### What you should do
Leave out the pictures and repeat the data exactly.

>> Start

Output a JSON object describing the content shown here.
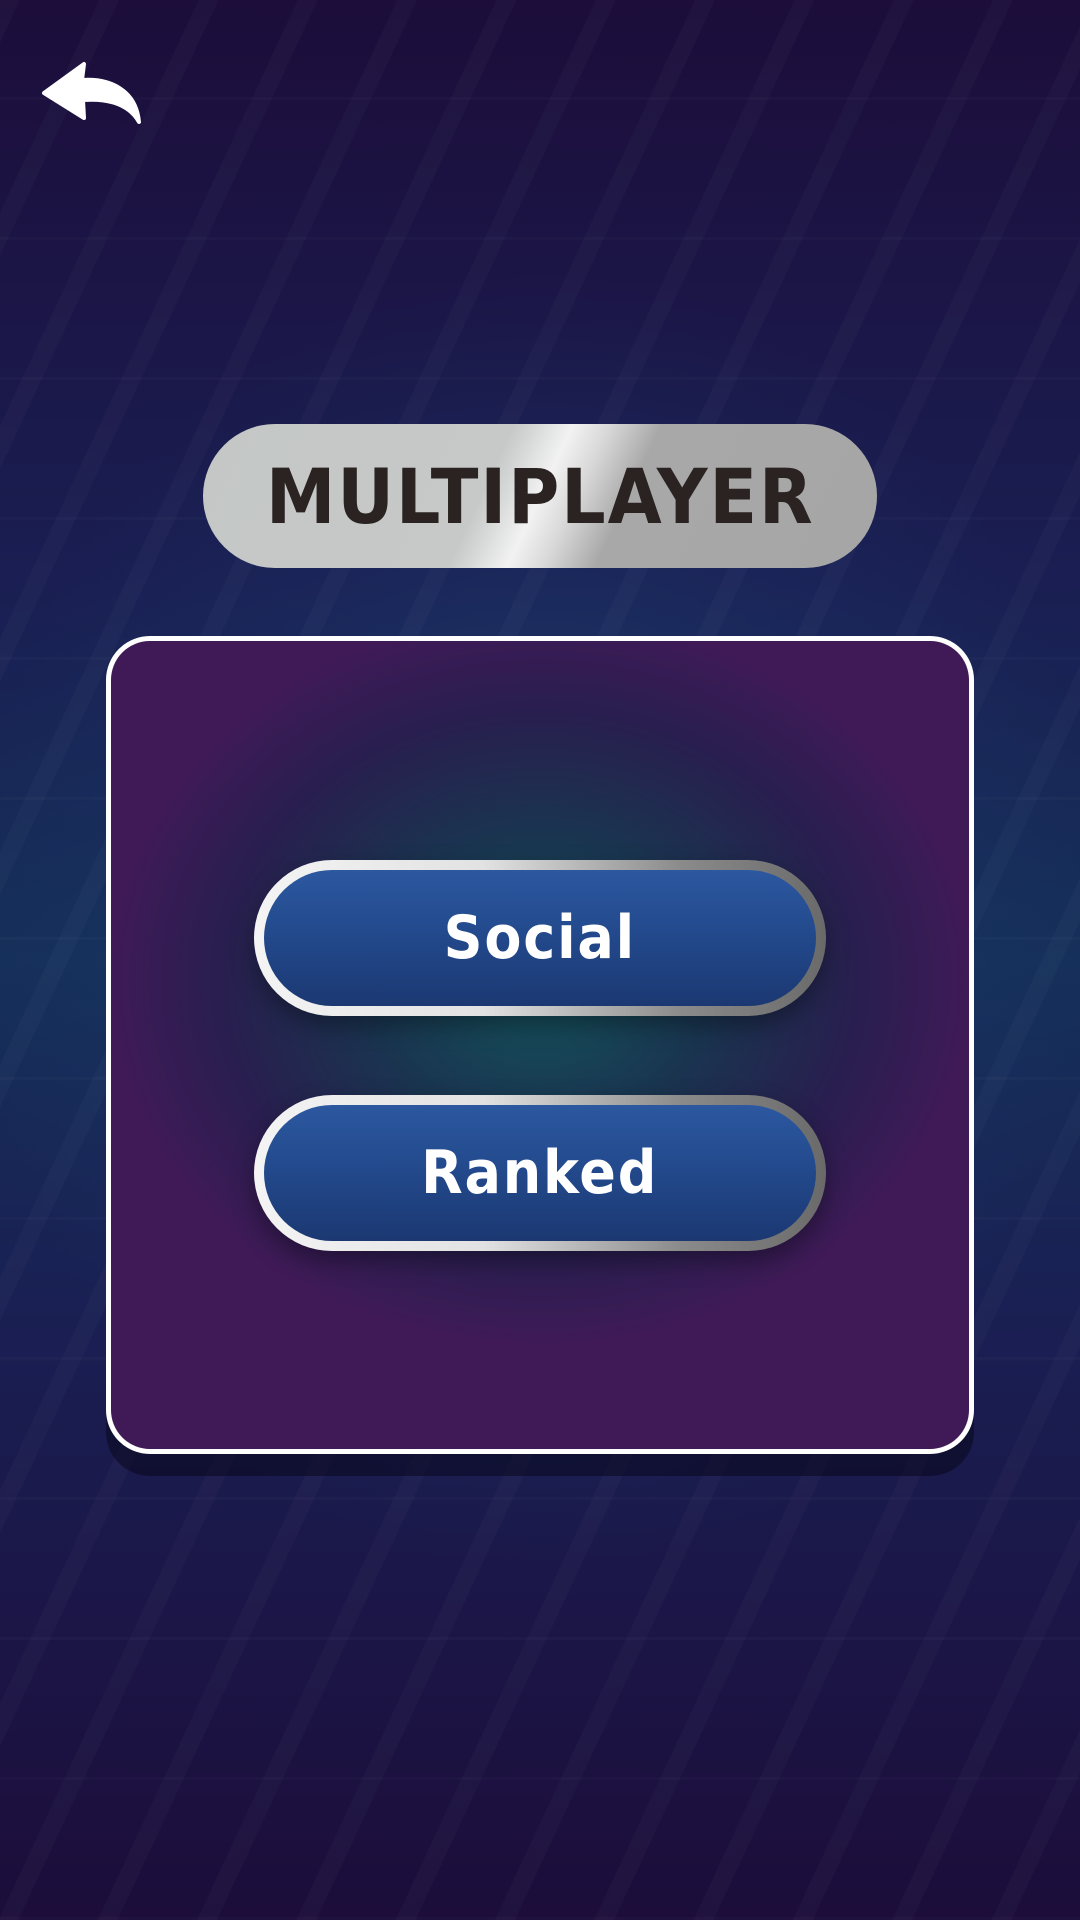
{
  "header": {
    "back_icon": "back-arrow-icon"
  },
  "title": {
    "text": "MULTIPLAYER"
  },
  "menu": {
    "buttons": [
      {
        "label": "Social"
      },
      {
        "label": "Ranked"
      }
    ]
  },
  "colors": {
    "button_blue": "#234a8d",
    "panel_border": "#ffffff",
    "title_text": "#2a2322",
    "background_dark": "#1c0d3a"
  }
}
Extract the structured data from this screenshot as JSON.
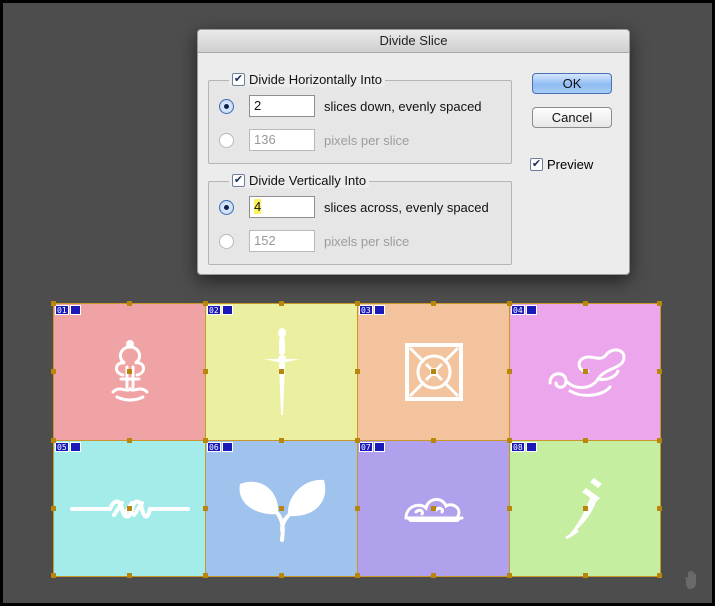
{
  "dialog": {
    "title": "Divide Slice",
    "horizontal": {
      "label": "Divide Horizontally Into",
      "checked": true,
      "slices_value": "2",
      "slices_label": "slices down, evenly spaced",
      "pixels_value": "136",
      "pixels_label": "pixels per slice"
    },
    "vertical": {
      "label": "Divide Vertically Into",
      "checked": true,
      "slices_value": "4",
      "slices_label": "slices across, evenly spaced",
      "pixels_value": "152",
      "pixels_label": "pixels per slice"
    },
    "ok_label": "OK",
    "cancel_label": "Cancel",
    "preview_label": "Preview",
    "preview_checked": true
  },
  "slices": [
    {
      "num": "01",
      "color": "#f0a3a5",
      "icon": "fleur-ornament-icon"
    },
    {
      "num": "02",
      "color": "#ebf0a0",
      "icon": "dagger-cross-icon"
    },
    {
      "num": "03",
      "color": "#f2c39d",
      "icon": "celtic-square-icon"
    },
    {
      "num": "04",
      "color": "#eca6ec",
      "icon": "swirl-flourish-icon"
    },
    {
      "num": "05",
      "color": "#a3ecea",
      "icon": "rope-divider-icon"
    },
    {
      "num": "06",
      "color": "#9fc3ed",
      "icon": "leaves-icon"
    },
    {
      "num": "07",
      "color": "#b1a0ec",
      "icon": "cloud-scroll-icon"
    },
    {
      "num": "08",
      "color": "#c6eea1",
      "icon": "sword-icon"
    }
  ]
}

>> End

### Expected answer
Output a JSON object describing the content shown here.
{
  "header": {
    "back_icon": "back-arrow-icon"
  },
  "title": {
    "text": "MULTIPLAYER"
  },
  "menu": {
    "buttons": [
      {
        "label": "Social"
      },
      {
        "label": "Ranked"
      }
    ]
  },
  "colors": {
    "button_blue": "#234a8d",
    "panel_border": "#ffffff",
    "title_text": "#2a2322",
    "background_dark": "#1c0d3a"
  }
}
Extract the structured data from this screenshot as JSON.
{
  "dialog": {
    "title": "Divide Slice",
    "horizontal": {
      "label": "Divide Horizontally Into",
      "checked": true,
      "slices_value": "2",
      "slices_label": "slices down, evenly spaced",
      "pixels_value": "136",
      "pixels_label": "pixels per slice"
    },
    "vertical": {
      "label": "Divide Vertically Into",
      "checked": true,
      "slices_value": "4",
      "slices_label": "slices across, evenly spaced",
      "pixels_value": "152",
      "pixels_label": "pixels per slice"
    },
    "ok_label": "OK",
    "cancel_label": "Cancel",
    "preview_label": "Preview",
    "preview_checked": true
  },
  "slices": [
    {
      "num": "01",
      "color": "#f0a3a5",
      "icon": "fleur-ornament-icon"
    },
    {
      "num": "02",
      "color": "#ebf0a0",
      "icon": "dagger-cross-icon"
    },
    {
      "num": "03",
      "color": "#f2c39d",
      "icon": "celtic-square-icon"
    },
    {
      "num": "04",
      "color": "#eca6ec",
      "icon": "swirl-flourish-icon"
    },
    {
      "num": "05",
      "color": "#a3ecea",
      "icon": "rope-divider-icon"
    },
    {
      "num": "06",
      "color": "#9fc3ed",
      "icon": "leaves-icon"
    },
    {
      "num": "07",
      "color": "#b1a0ec",
      "icon": "cloud-scroll-icon"
    },
    {
      "num": "08",
      "color": "#c6eea1",
      "icon": "sword-icon"
    }
  ]
}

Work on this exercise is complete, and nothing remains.